WHAT YOU HAVE TO DO: Begin at the line with "Output a JSON" and output every line through the end of the records, exactly as given. Omit pictures.

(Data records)
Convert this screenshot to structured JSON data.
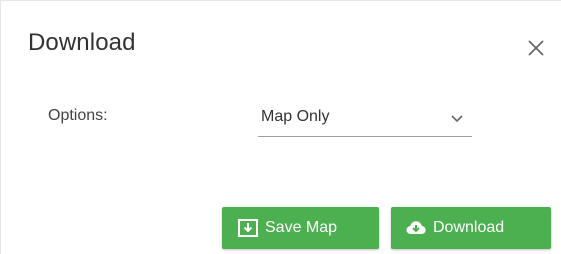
{
  "dialog": {
    "title": "Download",
    "close_icon": "close-icon"
  },
  "form": {
    "options_label": "Options:",
    "options_select": {
      "selected": "Map Only",
      "icon": "chevron-down-icon"
    }
  },
  "actions": {
    "save_map": {
      "label": "Save Map",
      "icon": "save-download-icon"
    },
    "download": {
      "label": "Download",
      "icon": "cloud-download-icon"
    }
  },
  "colors": {
    "button_bg": "#4caf50",
    "title_text": "#333333",
    "underline": "#9e9e9e"
  }
}
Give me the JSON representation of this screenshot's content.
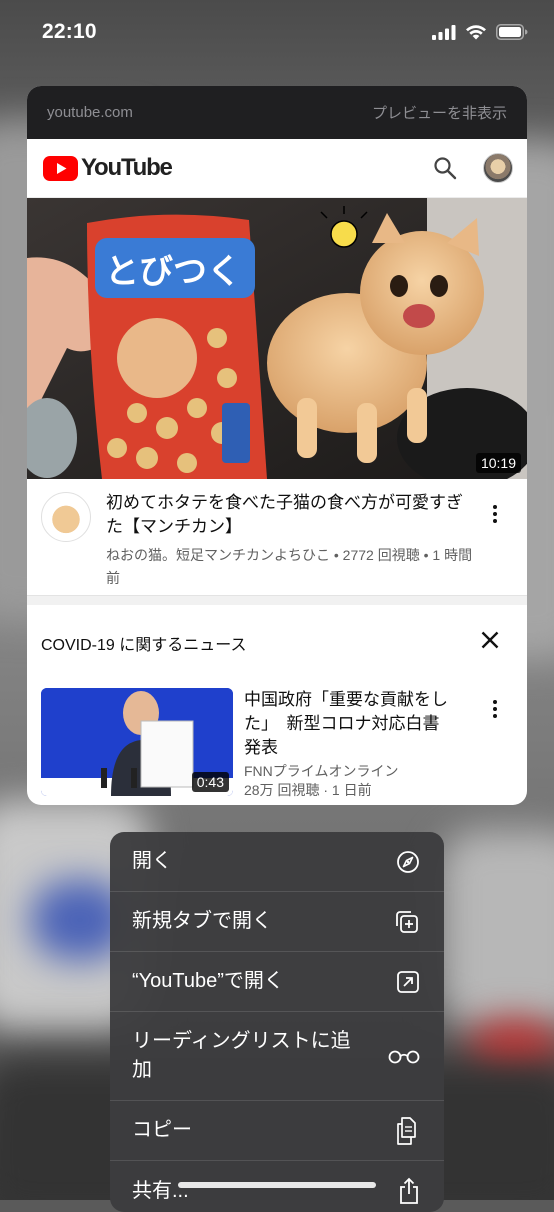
{
  "status_bar": {
    "time": "22:10"
  },
  "preview": {
    "domain": "youtube.com",
    "hide_preview_label": "プレビューを非表示",
    "youtube_wordmark": "YouTube",
    "video": {
      "duration": "10:19",
      "title": "初めてホタテを食べた子猫の食べ方が可愛すぎた【マンチカン】",
      "meta": "ねおの猫。短足マンチカンよちひこ • 2772 回視聴 • 1 時間前"
    },
    "news_section": {
      "heading": "COVID-19 に関するニュース",
      "item": {
        "title": "中国政府「重要な貢献をした」　新型コロナ対応白書発表",
        "channel": "FNNプライムオンライン",
        "stats": "28万 回視聴 · 1 日前",
        "duration": "0:43"
      }
    }
  },
  "menu": {
    "items": [
      {
        "label": "開く",
        "icon": "compass-icon"
      },
      {
        "label": "新規タブで開く",
        "icon": "new-tab-icon"
      },
      {
        "label": "“YouTube”で開く",
        "icon": "open-external-icon"
      },
      {
        "label": "リーディングリストに追加",
        "icon": "glasses-icon"
      },
      {
        "label": "コピー",
        "icon": "copy-icon"
      },
      {
        "label": "共有...",
        "icon": "share-icon"
      }
    ]
  },
  "colors": {
    "youtube_red": "#ff0000",
    "menu_bg": "#3c3c3e",
    "card_header": "#1f1f21"
  }
}
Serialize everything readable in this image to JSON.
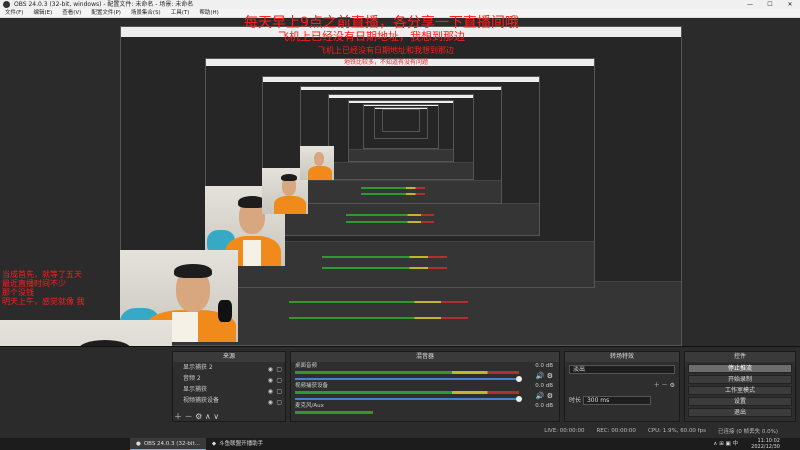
{
  "window": {
    "title": "OBS 24.0.3 (32-bit, windows) - 配置文件: 未命名 - 场景: 未命名",
    "buttons": [
      "—",
      "☐",
      "✕"
    ]
  },
  "menu": [
    "文件(F)",
    "编辑(E)",
    "查看(V)",
    "配置文件(P)",
    "场景集合(S)",
    "工具(T)",
    "帮助(H)"
  ],
  "overlays": {
    "line1": "每天早上9点之前直播，各分享一下直播间哦",
    "line2": "飞机上已经没有日期地址，我想到那边",
    "line3": "飞机上已经没有日期地址和我想到那边",
    "line4": "地铁比较多，不知道有没有问题",
    "left_block": [
      "当成首先，就等了五天",
      "最近直播时间不少",
      "那个没钱",
      "明天上午，感觉就像 我"
    ]
  },
  "dock": {
    "scenes_hint": "",
    "sources": {
      "title": "来源",
      "items": [
        "显示捕获 2",
        "音频 2",
        "显示捕获",
        "视频捕获设备"
      ]
    },
    "mixer": {
      "title": "混音器",
      "channels": [
        {
          "name": "桌面音频",
          "db": "0.0 dB"
        },
        {
          "name": "视频捕获设备",
          "db": "0.0 dB"
        },
        {
          "name": "麦克风/Aux",
          "db": "0.0 dB"
        }
      ]
    },
    "transitions": {
      "title": "转场特效",
      "type": "淡出",
      "duration_label": "时长",
      "duration": "300 ms"
    },
    "controls": {
      "title": "控件",
      "buttons": [
        "停止推流",
        "开始录制",
        "工作室模式",
        "设置",
        "退出"
      ]
    }
  },
  "status": {
    "live": "LIVE: 00:00:00",
    "rec": "REC: 00:00:00",
    "cpu": "CPU: 1.9%, 60.00 fps",
    "note": "已连接 (0 帧丢失 0.0%)"
  },
  "taskbar": {
    "items": [
      {
        "label": "OBS 24.0.3 (32-bit...",
        "active": true
      },
      {
        "label": "斗鱼联盟开播助手",
        "active": false
      }
    ],
    "tray": "∧  ⊞  ▣  中",
    "time": "11:10:02",
    "date": "2022/12/30"
  }
}
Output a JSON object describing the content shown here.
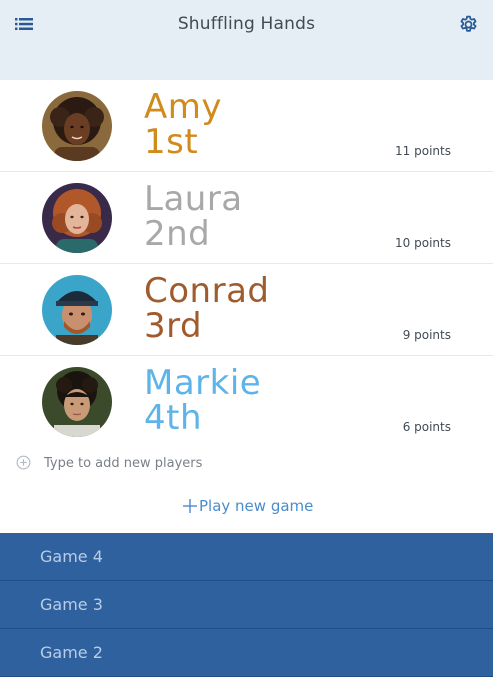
{
  "header": {
    "title": "Shuffling Hands",
    "menu_icon": "list-icon",
    "settings_icon": "gear-icon"
  },
  "players": [
    {
      "name": "Amy",
      "rank": "1st",
      "points": "11 points",
      "color": "#d08b1c",
      "avatar_icon": "avatar-amy"
    },
    {
      "name": "Laura",
      "rank": "2nd",
      "points": "10 points",
      "color": "#a8a8a8",
      "avatar_icon": "avatar-laura"
    },
    {
      "name": "Conrad",
      "rank": "3rd",
      "points": "9 points",
      "color": "#a05a2c",
      "avatar_icon": "avatar-conrad"
    },
    {
      "name": "Markie",
      "rank": "4th",
      "points": "6 points",
      "color": "#5eb4e8",
      "avatar_icon": "avatar-markie"
    }
  ],
  "add_player": {
    "placeholder": "Type to add new players",
    "icon": "plus-circle-icon"
  },
  "play_new_game": {
    "label": "Play new game",
    "icon": "plus-icon",
    "color": "#4a8ccc"
  },
  "games": [
    {
      "label": "Game 4"
    },
    {
      "label": "Game 3"
    },
    {
      "label": "Game 2"
    }
  ],
  "colors": {
    "header_bg": "#e5edf5",
    "game_row_bg": "#2f619f",
    "game_row_text": "#b9cde6"
  }
}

FULL SOLUTION:
Output a JSON object describing the content shown here.
{
  "header": {
    "title": "Shuffling Hands",
    "menu_icon": "list-icon",
    "settings_icon": "gear-icon"
  },
  "players": [
    {
      "name": "Amy",
      "rank": "1st",
      "points": "11 points",
      "color": "#d08b1c",
      "avatar_icon": "avatar-amy"
    },
    {
      "name": "Laura",
      "rank": "2nd",
      "points": "10 points",
      "color": "#a8a8a8",
      "avatar_icon": "avatar-laura"
    },
    {
      "name": "Conrad",
      "rank": "3rd",
      "points": "9 points",
      "color": "#a05a2c",
      "avatar_icon": "avatar-conrad"
    },
    {
      "name": "Markie",
      "rank": "4th",
      "points": "6 points",
      "color": "#5eb4e8",
      "avatar_icon": "avatar-markie"
    }
  ],
  "add_player": {
    "placeholder": "Type to add new players",
    "icon": "plus-circle-icon"
  },
  "play_new_game": {
    "label": "Play new game",
    "icon": "plus-icon",
    "color": "#4a8ccc"
  },
  "games": [
    {
      "label": "Game 4"
    },
    {
      "label": "Game 3"
    },
    {
      "label": "Game 2"
    }
  ],
  "colors": {
    "header_bg": "#e5edf5",
    "game_row_bg": "#2f619f",
    "game_row_text": "#b9cde6"
  }
}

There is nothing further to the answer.